# Task material
################

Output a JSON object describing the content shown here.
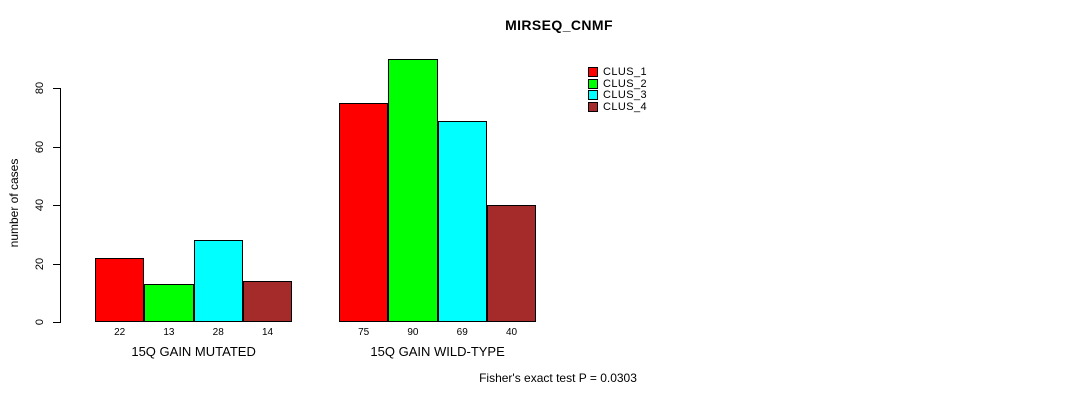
{
  "chart_data": {
    "type": "bar",
    "title": "MIRSEQ_CNMF",
    "ylabel": "number of cases",
    "xlabel": "",
    "categories": [
      "15Q GAIN MUTATED",
      "15Q GAIN WILD-TYPE"
    ],
    "series": [
      {
        "name": "CLUS_1",
        "color": "#ff0000",
        "values": [
          22,
          75
        ]
      },
      {
        "name": "CLUS_2",
        "color": "#00ff00",
        "values": [
          13,
          90
        ]
      },
      {
        "name": "CLUS_3",
        "color": "#00ffff",
        "values": [
          28,
          69
        ]
      },
      {
        "name": "CLUS_4",
        "color": "#a52a2a",
        "values": [
          14,
          40
        ]
      }
    ],
    "yticks": [
      0,
      20,
      40,
      60,
      80
    ],
    "ylim": [
      0,
      90
    ],
    "grid": false,
    "bar_value_labels_shown": true,
    "legend_position": "top-right",
    "annotation": "Fisher's exact test P = 0.0303"
  },
  "colors": {
    "background": "#ffffff",
    "axis": "#000000",
    "text": "#000000"
  }
}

################

# Task goal
Write out every record above exactly as it stands, but leave out the pictures.

# Answer to the task
Output a JSON object describing the content shown here.
{
  "chart_data": {
    "type": "bar",
    "title": "MIRSEQ_CNMF",
    "ylabel": "number of cases",
    "xlabel": "",
    "categories": [
      "15Q GAIN MUTATED",
      "15Q GAIN WILD-TYPE"
    ],
    "series": [
      {
        "name": "CLUS_1",
        "color": "#ff0000",
        "values": [
          22,
          75
        ]
      },
      {
        "name": "CLUS_2",
        "color": "#00ff00",
        "values": [
          13,
          90
        ]
      },
      {
        "name": "CLUS_3",
        "color": "#00ffff",
        "values": [
          28,
          69
        ]
      },
      {
        "name": "CLUS_4",
        "color": "#a52a2a",
        "values": [
          14,
          40
        ]
      }
    ],
    "yticks": [
      0,
      20,
      40,
      60,
      80
    ],
    "ylim": [
      0,
      90
    ],
    "grid": false,
    "bar_value_labels_shown": true,
    "legend_position": "top-right",
    "annotation": "Fisher's exact test P = 0.0303"
  },
  "colors": {
    "background": "#ffffff",
    "axis": "#000000",
    "text": "#000000"
  }
}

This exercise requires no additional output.